▶ _GOAL_: Express the data from its first line through the line containing "- text-line: o‘rni", both ends included, as a JSON list of strings with one string per line and no blank lines.

(Page element annotations)

----------

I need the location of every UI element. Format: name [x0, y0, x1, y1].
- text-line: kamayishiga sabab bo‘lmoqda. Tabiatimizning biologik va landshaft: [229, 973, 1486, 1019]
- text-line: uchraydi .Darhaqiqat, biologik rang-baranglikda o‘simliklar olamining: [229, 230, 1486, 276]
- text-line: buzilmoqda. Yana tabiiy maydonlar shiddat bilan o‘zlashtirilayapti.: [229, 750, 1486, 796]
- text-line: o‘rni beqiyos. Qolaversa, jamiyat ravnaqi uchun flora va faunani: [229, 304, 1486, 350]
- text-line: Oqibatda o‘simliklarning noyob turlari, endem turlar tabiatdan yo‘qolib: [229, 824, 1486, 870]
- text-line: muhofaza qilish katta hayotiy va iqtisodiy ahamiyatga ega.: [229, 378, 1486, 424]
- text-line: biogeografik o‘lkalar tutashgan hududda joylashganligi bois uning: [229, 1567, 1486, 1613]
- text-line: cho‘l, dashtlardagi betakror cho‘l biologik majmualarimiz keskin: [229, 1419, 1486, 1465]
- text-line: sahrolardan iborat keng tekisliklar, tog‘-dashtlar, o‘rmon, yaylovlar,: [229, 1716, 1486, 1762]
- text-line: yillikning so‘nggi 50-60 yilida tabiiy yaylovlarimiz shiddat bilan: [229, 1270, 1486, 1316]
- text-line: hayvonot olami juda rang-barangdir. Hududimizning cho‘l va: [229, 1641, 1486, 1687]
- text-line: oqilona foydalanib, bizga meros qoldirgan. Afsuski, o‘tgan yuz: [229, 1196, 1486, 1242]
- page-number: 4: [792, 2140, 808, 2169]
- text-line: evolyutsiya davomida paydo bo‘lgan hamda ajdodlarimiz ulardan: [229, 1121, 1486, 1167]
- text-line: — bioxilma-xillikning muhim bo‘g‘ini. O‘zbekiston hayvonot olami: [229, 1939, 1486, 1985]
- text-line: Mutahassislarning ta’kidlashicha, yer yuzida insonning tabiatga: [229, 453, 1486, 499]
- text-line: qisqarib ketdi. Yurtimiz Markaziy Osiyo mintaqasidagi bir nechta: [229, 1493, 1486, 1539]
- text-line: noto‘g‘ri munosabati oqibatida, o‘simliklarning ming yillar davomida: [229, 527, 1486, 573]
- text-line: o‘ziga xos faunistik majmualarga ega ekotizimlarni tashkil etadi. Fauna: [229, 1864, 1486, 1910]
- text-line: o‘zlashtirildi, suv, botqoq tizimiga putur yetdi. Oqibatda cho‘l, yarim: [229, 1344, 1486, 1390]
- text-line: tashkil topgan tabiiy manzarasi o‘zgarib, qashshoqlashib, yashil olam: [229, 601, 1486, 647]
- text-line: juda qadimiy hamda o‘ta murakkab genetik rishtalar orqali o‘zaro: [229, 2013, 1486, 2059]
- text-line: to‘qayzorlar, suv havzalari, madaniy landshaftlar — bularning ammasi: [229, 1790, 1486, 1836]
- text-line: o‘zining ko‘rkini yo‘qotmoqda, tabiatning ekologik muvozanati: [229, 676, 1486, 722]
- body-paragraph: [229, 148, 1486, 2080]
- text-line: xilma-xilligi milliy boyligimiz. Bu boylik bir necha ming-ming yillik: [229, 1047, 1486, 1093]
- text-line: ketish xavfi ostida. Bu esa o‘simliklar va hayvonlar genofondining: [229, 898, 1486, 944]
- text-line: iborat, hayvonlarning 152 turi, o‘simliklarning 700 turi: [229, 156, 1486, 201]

----------

▶ _WRITTEN RESPONSE_:
[
  "I need the location of every UI element. Format: name [x0, y0, x1, y1].",
  "- text-line: kamayishiga sabab bo‘lmoqda. Tabiatimizning biologik va landshaft: [229, 973, 1486, 1019]",
  "- text-line: uchraydi .Darhaqiqat, biologik rang-baranglikda o‘simliklar olamining: [229, 230, 1486, 276]",
  "- text-line: buzilmoqda. Yana tabiiy maydonlar shiddat bilan o‘zlashtirilayapti.: [229, 750, 1486, 796]",
  "- text-line: o‘rni beqiyos. Qolaversa, jamiyat ravnaqi uchun flora va faunani: [229, 304, 1486, 350]"
]